### Task objective
Gather all lines in the records below that include the word "自动寻优驻留策略".

----- Raw data

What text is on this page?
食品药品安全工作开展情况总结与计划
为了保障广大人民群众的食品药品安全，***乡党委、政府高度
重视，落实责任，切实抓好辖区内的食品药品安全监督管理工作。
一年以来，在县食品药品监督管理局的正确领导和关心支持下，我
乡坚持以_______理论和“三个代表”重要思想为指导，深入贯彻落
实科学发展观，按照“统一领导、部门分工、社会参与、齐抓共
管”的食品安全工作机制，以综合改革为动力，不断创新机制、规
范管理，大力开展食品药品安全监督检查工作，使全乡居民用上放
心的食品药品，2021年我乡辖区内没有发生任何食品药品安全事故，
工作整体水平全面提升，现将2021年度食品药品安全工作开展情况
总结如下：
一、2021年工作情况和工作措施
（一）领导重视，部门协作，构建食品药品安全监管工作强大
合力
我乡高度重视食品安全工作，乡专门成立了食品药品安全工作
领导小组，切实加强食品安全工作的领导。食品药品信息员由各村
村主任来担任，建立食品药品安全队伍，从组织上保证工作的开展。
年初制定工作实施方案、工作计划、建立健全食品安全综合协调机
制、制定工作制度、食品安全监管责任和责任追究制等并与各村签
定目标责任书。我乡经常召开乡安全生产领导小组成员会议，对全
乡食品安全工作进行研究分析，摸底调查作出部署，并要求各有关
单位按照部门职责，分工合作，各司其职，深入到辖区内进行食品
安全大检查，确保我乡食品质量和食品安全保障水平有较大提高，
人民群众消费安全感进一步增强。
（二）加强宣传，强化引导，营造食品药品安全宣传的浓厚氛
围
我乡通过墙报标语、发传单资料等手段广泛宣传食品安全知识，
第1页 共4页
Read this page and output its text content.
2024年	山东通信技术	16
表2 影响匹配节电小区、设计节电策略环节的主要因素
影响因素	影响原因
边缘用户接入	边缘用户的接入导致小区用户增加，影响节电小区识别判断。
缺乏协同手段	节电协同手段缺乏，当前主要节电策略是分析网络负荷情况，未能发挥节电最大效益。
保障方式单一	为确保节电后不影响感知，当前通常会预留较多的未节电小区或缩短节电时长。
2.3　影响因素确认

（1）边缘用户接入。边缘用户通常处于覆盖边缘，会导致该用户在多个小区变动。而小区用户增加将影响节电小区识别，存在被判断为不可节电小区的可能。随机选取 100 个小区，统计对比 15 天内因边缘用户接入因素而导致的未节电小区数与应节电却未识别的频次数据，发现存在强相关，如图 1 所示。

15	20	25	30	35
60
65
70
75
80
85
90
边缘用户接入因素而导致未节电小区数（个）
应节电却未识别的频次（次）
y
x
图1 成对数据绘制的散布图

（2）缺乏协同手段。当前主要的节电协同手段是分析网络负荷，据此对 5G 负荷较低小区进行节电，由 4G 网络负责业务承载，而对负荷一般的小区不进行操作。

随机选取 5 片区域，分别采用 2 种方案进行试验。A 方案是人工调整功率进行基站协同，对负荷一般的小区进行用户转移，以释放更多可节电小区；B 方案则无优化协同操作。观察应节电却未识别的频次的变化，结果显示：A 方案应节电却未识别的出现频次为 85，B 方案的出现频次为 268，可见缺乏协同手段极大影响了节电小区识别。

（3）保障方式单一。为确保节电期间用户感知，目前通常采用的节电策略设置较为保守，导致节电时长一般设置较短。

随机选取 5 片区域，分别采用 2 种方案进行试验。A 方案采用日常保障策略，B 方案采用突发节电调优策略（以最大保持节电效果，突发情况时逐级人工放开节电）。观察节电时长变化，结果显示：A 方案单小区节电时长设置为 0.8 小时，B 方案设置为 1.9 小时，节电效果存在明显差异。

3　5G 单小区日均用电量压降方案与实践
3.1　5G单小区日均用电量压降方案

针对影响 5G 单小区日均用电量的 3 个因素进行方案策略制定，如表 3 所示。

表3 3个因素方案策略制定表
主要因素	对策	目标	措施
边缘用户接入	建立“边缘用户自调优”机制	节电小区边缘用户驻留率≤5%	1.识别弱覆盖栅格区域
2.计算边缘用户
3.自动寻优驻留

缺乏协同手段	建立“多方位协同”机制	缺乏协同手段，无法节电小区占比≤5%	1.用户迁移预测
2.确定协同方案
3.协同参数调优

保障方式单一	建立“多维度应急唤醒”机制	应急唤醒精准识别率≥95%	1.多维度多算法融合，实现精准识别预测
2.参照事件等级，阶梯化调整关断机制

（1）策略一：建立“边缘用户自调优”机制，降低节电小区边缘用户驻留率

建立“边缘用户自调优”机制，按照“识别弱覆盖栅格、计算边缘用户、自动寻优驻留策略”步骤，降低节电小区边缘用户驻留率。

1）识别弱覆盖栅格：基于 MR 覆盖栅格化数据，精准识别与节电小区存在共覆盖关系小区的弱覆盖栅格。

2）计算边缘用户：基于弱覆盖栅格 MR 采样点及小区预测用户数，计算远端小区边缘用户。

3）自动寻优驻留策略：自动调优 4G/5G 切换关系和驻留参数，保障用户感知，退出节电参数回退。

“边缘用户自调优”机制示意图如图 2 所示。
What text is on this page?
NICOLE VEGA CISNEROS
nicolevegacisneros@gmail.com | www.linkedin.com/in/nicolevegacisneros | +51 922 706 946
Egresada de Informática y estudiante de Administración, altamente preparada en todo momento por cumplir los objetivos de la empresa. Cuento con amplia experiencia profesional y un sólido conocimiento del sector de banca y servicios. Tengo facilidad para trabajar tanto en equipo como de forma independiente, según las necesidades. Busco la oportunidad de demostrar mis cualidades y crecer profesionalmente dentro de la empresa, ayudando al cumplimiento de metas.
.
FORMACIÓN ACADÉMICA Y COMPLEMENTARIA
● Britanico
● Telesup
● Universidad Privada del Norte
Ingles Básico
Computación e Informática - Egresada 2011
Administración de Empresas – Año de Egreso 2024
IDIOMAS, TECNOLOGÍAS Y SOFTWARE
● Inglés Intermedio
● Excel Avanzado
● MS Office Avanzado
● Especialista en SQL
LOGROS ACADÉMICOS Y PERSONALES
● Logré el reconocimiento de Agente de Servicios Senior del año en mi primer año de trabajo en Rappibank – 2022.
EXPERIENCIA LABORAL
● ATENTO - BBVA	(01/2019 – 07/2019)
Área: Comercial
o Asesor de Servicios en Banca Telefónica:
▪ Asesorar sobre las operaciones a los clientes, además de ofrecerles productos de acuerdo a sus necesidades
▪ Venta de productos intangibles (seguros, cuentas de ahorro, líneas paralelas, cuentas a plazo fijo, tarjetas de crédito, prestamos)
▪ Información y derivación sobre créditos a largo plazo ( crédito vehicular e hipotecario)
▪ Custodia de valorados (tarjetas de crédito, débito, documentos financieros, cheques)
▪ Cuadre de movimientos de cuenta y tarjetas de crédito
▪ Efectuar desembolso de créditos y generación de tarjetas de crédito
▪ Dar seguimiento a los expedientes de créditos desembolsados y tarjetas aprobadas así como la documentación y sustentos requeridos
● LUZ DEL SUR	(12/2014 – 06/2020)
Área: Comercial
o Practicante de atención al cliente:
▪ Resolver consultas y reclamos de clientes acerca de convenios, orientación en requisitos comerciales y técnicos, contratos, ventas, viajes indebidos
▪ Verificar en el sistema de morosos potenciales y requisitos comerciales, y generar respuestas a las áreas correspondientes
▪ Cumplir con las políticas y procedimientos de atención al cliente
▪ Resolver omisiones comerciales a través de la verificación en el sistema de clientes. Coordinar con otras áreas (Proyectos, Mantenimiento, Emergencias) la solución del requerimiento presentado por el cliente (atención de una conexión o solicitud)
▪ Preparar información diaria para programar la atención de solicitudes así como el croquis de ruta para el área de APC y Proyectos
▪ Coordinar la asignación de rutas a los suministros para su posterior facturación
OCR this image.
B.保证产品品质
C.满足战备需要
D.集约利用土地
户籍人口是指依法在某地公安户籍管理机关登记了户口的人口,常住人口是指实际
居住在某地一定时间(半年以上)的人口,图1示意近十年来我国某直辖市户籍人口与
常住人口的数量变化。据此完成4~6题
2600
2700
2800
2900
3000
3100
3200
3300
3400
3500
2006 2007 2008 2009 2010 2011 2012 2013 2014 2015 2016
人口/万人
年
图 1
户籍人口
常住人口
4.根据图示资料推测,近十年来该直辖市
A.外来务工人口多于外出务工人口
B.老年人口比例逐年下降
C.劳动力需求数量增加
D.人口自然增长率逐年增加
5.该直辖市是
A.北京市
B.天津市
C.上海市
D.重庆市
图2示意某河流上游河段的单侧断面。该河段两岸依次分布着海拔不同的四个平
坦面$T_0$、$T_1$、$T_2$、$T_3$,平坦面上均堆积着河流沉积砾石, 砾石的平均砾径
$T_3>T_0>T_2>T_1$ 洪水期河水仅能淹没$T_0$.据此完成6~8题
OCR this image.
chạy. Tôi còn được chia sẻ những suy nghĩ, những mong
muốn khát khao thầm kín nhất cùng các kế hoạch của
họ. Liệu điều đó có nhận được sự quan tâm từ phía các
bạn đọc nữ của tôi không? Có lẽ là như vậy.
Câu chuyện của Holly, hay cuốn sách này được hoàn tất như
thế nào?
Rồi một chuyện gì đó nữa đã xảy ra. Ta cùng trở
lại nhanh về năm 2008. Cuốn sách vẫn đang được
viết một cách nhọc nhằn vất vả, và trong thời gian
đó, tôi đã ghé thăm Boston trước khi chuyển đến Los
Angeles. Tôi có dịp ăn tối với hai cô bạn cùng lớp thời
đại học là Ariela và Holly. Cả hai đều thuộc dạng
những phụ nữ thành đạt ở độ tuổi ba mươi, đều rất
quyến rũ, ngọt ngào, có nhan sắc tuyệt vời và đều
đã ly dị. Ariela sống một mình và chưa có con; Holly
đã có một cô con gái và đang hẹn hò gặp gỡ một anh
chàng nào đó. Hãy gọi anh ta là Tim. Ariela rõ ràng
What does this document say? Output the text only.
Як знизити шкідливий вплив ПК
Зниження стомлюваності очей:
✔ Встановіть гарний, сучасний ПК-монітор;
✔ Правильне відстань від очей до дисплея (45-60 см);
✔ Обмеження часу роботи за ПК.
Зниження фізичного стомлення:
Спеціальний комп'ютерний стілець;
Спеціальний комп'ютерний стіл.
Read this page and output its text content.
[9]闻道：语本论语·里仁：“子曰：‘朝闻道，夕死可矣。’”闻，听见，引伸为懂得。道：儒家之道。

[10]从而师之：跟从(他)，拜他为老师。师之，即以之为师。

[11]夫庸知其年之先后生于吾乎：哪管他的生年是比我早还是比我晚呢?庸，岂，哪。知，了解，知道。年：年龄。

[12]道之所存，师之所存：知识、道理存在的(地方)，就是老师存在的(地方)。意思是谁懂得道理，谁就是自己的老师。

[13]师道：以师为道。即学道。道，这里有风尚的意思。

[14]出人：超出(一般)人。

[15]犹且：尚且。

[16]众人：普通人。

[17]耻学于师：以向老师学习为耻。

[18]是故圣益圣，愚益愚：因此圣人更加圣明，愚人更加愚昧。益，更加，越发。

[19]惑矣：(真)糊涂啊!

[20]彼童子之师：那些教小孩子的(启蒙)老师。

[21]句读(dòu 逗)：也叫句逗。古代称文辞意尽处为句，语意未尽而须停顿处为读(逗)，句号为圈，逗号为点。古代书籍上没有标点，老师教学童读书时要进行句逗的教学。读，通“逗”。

----------

### Complete answer
建立“边缘用户自调优”机制，按照“识别弱覆盖栅格、计算边缘用户、自动寻优驻留策略”步骤，降低节电小区边缘用户驻留率。
3）自动寻优驻留策略：自动调优 4G/5G 切换关系和驻留参数，保障用户感知，退出节电参数回退。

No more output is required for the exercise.